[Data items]
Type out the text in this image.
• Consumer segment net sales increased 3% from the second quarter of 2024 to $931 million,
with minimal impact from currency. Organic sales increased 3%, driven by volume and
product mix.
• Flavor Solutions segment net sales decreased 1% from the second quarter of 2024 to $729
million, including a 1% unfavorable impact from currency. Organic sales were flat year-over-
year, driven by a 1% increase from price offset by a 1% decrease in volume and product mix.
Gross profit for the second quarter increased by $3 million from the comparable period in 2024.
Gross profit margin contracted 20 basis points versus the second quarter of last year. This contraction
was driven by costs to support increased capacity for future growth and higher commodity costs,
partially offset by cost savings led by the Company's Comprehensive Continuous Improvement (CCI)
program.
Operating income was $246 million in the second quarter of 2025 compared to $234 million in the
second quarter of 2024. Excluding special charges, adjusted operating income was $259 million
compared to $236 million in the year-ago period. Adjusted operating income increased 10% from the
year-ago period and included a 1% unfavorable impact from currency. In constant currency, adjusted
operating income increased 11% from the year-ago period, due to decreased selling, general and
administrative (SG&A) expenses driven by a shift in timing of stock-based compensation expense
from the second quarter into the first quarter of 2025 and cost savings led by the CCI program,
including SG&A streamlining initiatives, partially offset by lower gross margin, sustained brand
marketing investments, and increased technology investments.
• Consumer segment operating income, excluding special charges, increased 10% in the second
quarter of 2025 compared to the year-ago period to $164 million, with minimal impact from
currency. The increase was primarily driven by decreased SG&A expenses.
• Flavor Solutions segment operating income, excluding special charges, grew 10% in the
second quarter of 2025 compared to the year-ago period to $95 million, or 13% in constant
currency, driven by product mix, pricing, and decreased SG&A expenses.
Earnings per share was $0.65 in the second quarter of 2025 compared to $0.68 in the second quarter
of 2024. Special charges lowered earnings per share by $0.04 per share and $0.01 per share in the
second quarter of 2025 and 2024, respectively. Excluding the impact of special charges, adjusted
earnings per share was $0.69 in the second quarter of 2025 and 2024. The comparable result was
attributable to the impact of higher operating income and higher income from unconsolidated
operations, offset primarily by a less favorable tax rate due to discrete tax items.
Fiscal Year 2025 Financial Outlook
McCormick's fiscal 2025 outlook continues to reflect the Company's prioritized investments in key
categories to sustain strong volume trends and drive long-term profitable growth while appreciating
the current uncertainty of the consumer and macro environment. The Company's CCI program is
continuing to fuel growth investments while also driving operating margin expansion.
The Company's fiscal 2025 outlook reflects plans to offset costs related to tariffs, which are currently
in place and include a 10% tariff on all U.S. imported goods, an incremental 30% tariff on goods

:: SHORT EXERCISE ::
Every record shown above should be written out again exactly.

:: TASK SOLUTION ::
Type out the text in this image.
• Consumer segment net sales increased 3% from the second quarter of 2024 to $931 million,
with minimal impact from currency. Organic sales increased 3%, driven by volume and
product mix.
• Flavor Solutions segment net sales decreased 1% from the second quarter of 2024 to $729
million, including a 1% unfavorable impact from currency. Organic sales were flat year-over-
year, driven by a 1% increase from price offset by a 1% decrease in volume and product mix.
Gross profit for the second quarter increased by $3 million from the comparable period in 2024.
Gross profit margin contracted 20 basis points versus the second quarter of last year. This contraction
was driven by costs to support increased capacity for future growth and higher commodity costs,
partially offset by cost savings led by the Company's Comprehensive Continuous Improvement (CCI)
program.
Operating income was $246 million in the second quarter of 2025 compared to $234 million in the
second quarter of 2024. Excluding special charges, adjusted operating income was $259 million
compared to $236 million in the year-ago period. Adjusted operating income increased 10% from the
year-ago period and included a 1% unfavorable impact from currency. In constant currency, adjusted
operating income increased 11% from the year-ago period, due to decreased selling, general and
administrative (SG&A) expenses driven by a shift in timing of stock-based compensation expense
from the second quarter into the first quarter of 2025 and cost savings led by the CCI program,
including SG&A streamlining initiatives, partially offset by lower gross margin, sustained brand
marketing investments, and increased technology investments.
• Consumer segment operating income, excluding special charges, increased 10% in the second
quarter of 2025 compared to the year-ago period to $164 million, with minimal impact from
currency. The increase was primarily driven by decreased SG&A expenses.
• Flavor Solutions segment operating income, excluding special charges, grew 10% in the
second quarter of 2025 compared to the year-ago period to $95 million, or 13% in constant
currency, driven by product mix, pricing, and decreased SG&A expenses.
Earnings per share was $0.65 in the second quarter of 2025 compared to $0.68 in the second quarter
of 2024. Special charges lowered earnings per share by $0.04 per share and $0.01 per share in the
second quarter of 2025 and 2024, respectively. Excluding the impact of special charges, adjusted
earnings per share was $0.69 in the second quarter of 2025 and 2024. The comparable result was
attributable to the impact of higher operating income and higher income from unconsolidated
operations, offset primarily by a less favorable tax rate due to discrete tax items.
Fiscal Year 2025 Financial Outlook
McCormick's fiscal 2025 outlook continues to reflect the Company's prioritized investments in key
categories to sustain strong volume trends and drive long-term profitable growth while appreciating
the current uncertainty of the consumer and macro environment. The Company's CCI program is
continuing to fuel growth investments while also driving operating margin expansion.
The Company's fiscal 2025 outlook reflects plans to offset costs related to tariffs, which are currently
in place and include a 10% tariff on all U.S. imported goods, an incremental 30% tariff on goods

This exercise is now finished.